**CHALLENGE:** Give every entry again, word for word.

**RECORD LIST:**
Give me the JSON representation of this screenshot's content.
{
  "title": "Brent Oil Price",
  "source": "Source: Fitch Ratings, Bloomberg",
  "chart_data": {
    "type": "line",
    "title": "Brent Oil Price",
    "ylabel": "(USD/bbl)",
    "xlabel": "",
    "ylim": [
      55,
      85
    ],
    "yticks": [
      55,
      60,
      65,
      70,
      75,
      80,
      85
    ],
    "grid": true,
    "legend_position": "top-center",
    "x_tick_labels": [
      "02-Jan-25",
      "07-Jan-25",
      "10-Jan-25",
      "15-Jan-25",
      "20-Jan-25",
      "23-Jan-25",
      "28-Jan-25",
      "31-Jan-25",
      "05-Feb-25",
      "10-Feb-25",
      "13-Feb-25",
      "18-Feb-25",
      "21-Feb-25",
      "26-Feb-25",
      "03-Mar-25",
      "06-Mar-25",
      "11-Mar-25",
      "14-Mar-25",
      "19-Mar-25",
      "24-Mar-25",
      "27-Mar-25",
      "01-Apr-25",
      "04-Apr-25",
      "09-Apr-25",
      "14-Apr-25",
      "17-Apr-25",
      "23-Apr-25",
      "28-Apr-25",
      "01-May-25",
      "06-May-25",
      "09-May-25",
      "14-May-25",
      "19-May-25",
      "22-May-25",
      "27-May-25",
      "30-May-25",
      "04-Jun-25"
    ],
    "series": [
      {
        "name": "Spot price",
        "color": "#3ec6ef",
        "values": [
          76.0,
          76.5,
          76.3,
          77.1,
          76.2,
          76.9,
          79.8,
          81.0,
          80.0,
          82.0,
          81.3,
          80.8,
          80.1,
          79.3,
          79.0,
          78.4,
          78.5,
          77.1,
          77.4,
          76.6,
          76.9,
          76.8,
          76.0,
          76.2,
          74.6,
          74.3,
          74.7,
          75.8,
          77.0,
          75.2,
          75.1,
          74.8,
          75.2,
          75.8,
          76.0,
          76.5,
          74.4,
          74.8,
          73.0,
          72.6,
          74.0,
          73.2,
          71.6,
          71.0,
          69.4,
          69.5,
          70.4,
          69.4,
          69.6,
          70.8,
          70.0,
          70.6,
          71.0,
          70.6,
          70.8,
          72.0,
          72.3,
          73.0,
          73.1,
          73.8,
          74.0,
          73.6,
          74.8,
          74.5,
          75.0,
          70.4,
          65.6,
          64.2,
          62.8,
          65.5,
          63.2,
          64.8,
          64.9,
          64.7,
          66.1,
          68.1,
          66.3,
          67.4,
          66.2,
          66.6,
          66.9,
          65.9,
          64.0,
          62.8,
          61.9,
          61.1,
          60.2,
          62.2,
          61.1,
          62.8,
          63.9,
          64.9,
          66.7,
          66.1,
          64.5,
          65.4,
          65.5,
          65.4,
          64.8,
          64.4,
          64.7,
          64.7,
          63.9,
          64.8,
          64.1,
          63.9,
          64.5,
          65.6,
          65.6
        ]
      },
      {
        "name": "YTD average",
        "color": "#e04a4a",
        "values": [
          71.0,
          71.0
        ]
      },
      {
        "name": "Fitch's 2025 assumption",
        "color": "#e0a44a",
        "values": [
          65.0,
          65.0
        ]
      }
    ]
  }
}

**ANSWER TO THIS EXERCISE:**
Give me the JSON representation of this screenshot's content.
{
  "title": "Brent Oil Price",
  "source": "Source: Fitch Ratings, Bloomberg",
  "chart_data": {
    "type": "line",
    "title": "Brent Oil Price",
    "ylabel": "(USD/bbl)",
    "xlabel": "",
    "ylim": [
      55,
      85
    ],
    "yticks": [
      55,
      60,
      65,
      70,
      75,
      80,
      85
    ],
    "grid": true,
    "legend_position": "top-center",
    "x_tick_labels": [
      "02-Jan-25",
      "07-Jan-25",
      "10-Jan-25",
      "15-Jan-25",
      "20-Jan-25",
      "23-Jan-25",
      "28-Jan-25",
      "31-Jan-25",
      "05-Feb-25",
      "10-Feb-25",
      "13-Feb-25",
      "18-Feb-25",
      "21-Feb-25",
      "26-Feb-25",
      "03-Mar-25",
      "06-Mar-25",
      "11-Mar-25",
      "14-Mar-25",
      "19-Mar-25",
      "24-Mar-25",
      "27-Mar-25",
      "01-Apr-25",
      "04-Apr-25",
      "09-Apr-25",
      "14-Apr-25",
      "17-Apr-25",
      "23-Apr-25",
      "28-Apr-25",
      "01-May-25",
      "06-May-25",
      "09-May-25",
      "14-May-25",
      "19-May-25",
      "22-May-25",
      "27-May-25",
      "30-May-25",
      "04-Jun-25"
    ],
    "series": [
      {
        "name": "Spot price",
        "color": "#3ec6ef",
        "values": [
          76.0,
          76.5,
          76.3,
          77.1,
          76.2,
          76.9,
          79.8,
          81.0,
          80.0,
          82.0,
          81.3,
          80.8,
          80.1,
          79.3,
          79.0,
          78.4,
          78.5,
          77.1,
          77.4,
          76.6,
          76.9,
          76.8,
          76.0,
          76.2,
          74.6,
          74.3,
          74.7,
          75.8,
          77.0,
          75.2,
          75.1,
          74.8,
          75.2,
          75.8,
          76.0,
          76.5,
          74.4,
          74.8,
          73.0,
          72.6,
          74.0,
          73.2,
          71.6,
          71.0,
          69.4,
          69.5,
          70.4,
          69.4,
          69.6,
          70.8,
          70.0,
          70.6,
          71.0,
          70.6,
          70.8,
          72.0,
          72.3,
          73.0,
          73.1,
          73.8,
          74.0,
          73.6,
          74.8,
          74.5,
          75.0,
          70.4,
          65.6,
          64.2,
          62.8,
          65.5,
          63.2,
          64.8,
          64.9,
          64.7,
          66.1,
          68.1,
          66.3,
          67.4,
          66.2,
          66.6,
          66.9,
          65.9,
          64.0,
          62.8,
          61.9,
          61.1,
          60.2,
          62.2,
          61.1,
          62.8,
          63.9,
          64.9,
          66.7,
          66.1,
          64.5,
          65.4,
          65.5,
          65.4,
          64.8,
          64.4,
          64.7,
          64.7,
          63.9,
          64.8,
          64.1,
          63.9,
          64.5,
          65.6,
          65.6
        ]
      },
      {
        "name": "YTD average",
        "color": "#e04a4a",
        "values": [
          71.0,
          71.0
        ]
      },
      {
        "name": "Fitch's 2025 assumption",
        "color": "#e0a44a",
        "values": [
          65.0,
          65.0
        ]
      }
    ]
  }
}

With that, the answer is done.